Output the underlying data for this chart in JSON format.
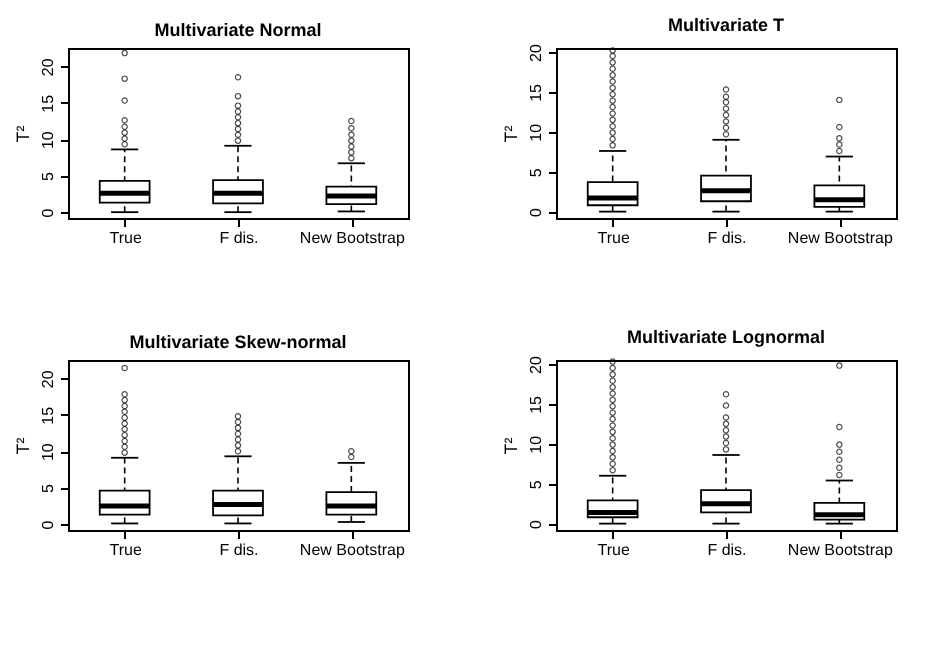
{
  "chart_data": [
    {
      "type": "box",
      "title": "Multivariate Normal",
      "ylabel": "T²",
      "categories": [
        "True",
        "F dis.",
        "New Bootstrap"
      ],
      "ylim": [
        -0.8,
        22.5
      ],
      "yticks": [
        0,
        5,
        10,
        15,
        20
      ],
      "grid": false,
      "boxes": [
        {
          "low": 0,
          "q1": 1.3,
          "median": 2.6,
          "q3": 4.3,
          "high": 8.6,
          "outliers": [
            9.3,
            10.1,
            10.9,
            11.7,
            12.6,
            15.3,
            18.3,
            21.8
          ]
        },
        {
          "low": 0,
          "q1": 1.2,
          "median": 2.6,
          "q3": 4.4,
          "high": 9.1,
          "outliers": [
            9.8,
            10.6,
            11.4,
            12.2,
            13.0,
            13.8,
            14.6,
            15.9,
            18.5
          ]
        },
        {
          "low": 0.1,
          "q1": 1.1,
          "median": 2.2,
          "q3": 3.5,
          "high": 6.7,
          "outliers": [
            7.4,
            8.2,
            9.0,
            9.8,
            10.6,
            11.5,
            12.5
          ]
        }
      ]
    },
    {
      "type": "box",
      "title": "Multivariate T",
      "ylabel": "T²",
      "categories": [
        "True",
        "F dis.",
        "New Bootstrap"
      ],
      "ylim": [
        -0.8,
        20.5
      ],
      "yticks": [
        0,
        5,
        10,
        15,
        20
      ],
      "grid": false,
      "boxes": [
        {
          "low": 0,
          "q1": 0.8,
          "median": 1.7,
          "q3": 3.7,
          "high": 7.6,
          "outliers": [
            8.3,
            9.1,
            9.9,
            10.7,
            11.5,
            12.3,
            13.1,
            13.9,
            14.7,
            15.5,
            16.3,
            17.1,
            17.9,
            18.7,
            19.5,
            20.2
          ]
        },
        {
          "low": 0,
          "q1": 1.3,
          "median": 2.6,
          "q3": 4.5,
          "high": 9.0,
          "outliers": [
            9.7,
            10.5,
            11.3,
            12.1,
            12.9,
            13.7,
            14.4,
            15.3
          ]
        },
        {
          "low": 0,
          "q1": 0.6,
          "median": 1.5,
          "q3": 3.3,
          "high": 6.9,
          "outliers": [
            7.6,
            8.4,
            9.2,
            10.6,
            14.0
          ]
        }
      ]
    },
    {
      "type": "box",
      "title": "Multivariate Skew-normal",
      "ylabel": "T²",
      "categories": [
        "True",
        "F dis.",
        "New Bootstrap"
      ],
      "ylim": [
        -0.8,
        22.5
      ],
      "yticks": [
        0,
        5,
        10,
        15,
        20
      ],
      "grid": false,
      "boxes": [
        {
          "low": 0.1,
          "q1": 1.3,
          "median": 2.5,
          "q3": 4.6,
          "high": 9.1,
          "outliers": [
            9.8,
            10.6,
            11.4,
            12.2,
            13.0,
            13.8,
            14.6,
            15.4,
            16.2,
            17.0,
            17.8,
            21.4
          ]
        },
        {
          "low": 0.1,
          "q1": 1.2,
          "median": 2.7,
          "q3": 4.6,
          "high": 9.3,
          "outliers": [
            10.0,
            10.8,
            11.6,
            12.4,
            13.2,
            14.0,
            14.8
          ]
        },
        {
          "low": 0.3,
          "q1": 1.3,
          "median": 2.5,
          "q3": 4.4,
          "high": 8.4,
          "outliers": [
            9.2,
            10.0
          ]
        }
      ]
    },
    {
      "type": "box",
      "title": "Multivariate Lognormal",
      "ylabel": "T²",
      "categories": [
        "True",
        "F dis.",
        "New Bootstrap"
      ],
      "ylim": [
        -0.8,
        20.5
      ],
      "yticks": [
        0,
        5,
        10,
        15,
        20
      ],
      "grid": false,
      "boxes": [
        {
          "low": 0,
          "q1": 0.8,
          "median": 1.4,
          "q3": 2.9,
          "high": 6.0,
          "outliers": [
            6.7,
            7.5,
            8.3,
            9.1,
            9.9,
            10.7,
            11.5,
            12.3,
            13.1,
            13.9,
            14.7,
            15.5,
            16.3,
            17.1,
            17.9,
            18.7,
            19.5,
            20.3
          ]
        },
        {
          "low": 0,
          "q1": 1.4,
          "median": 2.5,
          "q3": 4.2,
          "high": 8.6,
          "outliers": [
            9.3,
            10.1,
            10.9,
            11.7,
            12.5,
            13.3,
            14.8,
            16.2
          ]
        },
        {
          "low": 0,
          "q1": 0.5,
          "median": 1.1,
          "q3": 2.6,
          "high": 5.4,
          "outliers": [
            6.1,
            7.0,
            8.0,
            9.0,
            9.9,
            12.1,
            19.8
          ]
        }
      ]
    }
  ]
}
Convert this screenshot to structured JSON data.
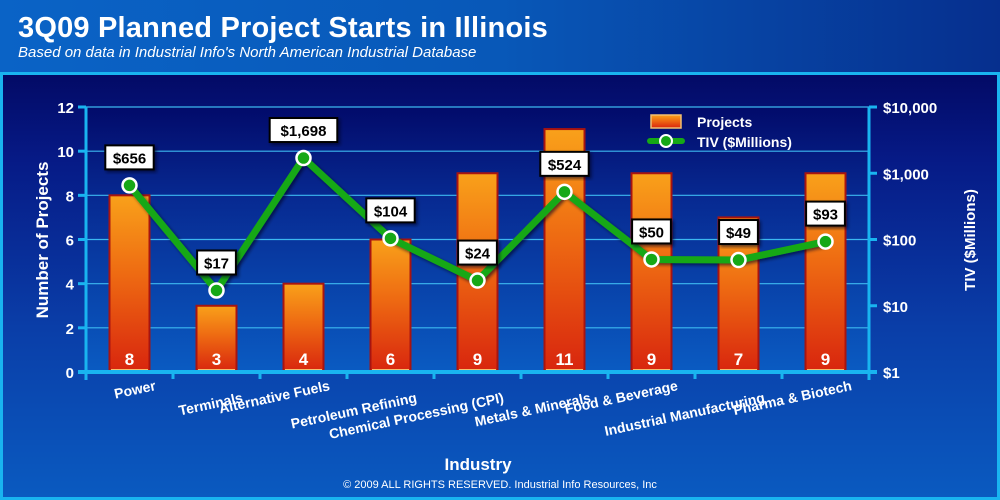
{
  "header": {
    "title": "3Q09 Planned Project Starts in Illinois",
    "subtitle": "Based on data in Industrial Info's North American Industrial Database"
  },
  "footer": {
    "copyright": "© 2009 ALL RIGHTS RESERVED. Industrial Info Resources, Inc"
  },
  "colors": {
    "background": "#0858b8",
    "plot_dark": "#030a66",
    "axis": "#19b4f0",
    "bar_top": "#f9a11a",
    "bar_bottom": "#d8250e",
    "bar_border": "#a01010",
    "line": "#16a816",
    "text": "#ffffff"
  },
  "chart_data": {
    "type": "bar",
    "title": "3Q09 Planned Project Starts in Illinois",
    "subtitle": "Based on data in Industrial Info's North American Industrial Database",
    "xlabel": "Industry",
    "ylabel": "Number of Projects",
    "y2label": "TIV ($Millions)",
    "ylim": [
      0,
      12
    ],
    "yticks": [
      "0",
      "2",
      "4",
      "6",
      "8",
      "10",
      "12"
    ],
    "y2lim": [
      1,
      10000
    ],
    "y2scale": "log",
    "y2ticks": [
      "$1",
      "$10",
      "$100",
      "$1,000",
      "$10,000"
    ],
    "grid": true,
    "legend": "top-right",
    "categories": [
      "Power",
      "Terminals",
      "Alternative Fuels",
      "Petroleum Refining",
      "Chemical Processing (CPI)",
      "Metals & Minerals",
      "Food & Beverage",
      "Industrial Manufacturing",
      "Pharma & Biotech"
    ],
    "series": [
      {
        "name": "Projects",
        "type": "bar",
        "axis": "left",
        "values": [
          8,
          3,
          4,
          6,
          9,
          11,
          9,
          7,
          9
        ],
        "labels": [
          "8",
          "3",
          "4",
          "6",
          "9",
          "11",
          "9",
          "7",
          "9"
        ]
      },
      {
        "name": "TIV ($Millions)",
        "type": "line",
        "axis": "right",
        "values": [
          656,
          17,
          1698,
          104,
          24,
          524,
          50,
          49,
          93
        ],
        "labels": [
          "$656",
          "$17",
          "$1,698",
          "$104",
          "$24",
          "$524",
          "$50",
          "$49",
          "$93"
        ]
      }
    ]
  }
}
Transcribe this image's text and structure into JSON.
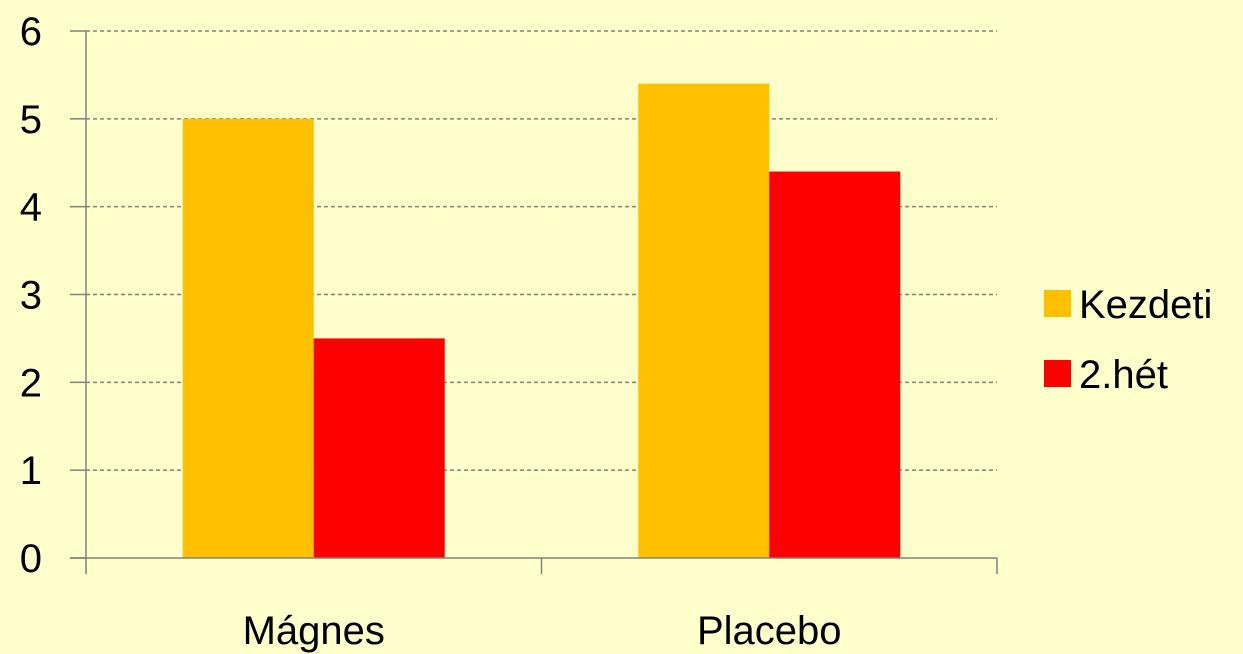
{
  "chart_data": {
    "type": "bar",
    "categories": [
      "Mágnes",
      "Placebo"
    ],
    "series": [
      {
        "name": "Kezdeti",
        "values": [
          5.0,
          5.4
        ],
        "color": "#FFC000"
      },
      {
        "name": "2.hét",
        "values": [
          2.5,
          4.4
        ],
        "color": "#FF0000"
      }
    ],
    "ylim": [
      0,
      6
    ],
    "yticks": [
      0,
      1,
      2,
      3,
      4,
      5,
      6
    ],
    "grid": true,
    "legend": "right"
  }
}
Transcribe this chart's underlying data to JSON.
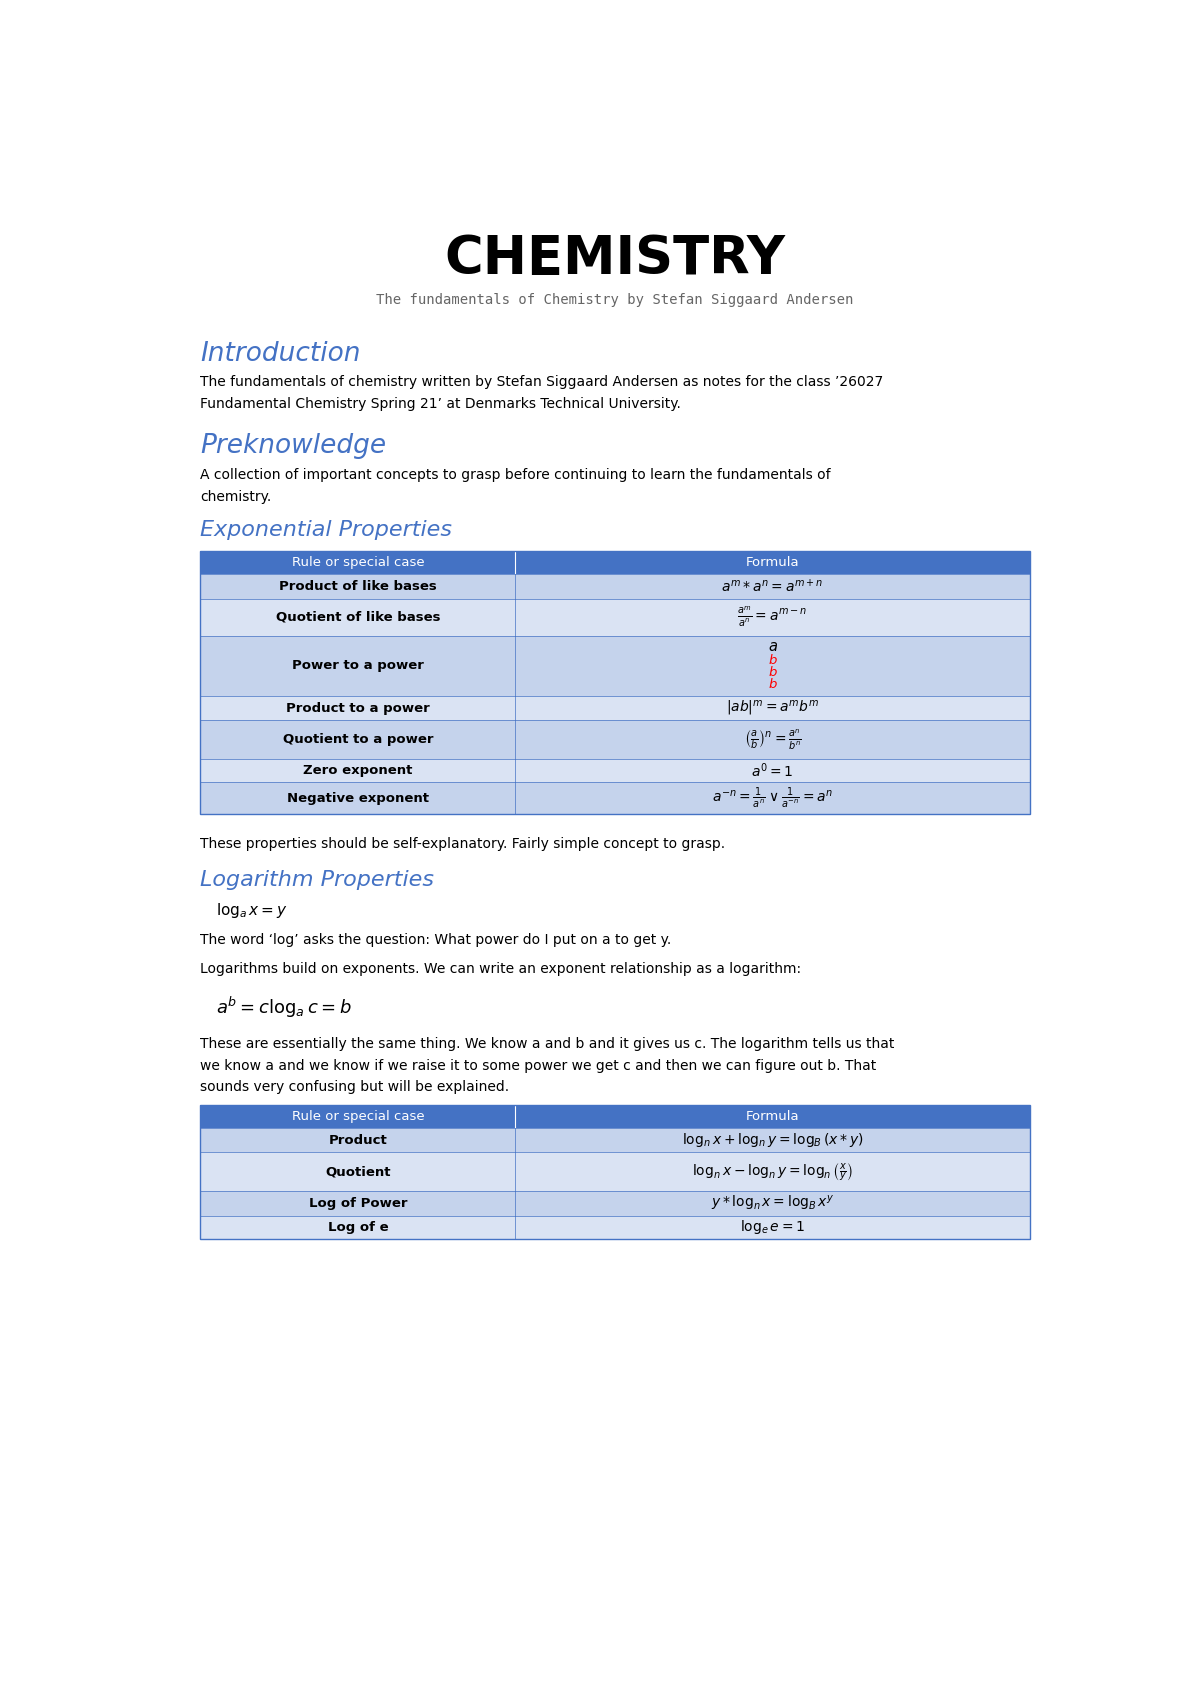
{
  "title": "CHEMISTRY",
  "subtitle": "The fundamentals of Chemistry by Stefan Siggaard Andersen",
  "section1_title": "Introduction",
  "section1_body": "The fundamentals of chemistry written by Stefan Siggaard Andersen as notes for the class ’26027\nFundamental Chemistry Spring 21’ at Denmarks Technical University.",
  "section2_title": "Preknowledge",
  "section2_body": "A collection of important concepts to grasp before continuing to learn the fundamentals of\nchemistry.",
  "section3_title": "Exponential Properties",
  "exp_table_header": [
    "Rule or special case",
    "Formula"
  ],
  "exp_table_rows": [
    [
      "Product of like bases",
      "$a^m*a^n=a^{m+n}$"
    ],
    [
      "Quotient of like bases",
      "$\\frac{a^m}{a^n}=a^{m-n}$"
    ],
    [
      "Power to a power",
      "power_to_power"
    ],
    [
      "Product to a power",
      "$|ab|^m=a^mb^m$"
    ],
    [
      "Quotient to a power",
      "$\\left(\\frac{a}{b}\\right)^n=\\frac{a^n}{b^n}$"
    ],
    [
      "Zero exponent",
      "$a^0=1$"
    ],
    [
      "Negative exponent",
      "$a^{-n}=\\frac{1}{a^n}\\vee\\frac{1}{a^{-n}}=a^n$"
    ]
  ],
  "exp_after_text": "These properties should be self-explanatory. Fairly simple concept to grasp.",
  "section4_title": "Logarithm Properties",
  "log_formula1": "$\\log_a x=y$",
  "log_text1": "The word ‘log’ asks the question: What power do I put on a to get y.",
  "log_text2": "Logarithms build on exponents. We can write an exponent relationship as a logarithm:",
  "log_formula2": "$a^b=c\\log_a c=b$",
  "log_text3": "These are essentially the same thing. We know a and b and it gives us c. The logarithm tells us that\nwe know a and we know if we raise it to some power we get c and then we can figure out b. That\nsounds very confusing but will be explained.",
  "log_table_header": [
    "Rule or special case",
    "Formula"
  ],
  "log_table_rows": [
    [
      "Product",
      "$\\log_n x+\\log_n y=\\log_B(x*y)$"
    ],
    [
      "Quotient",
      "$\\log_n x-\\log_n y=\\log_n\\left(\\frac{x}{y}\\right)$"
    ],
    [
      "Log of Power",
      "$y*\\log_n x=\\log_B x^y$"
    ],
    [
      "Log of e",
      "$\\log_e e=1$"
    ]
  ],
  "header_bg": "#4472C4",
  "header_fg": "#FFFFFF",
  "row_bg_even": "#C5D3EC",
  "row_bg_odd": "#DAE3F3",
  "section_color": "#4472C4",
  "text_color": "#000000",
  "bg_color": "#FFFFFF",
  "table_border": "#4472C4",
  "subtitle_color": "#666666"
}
■ ■ ■
**Exercise description**.
Return all lines of the material above in which the word "JSON" occurs.

**Solution for this exercise**.
Output the underlying data for this chart in JSON format.
Convert this screenshot to structured JSON data.
Transcribe this image's text and structure into JSON.
Transcribe this chart's underlying data to JSON.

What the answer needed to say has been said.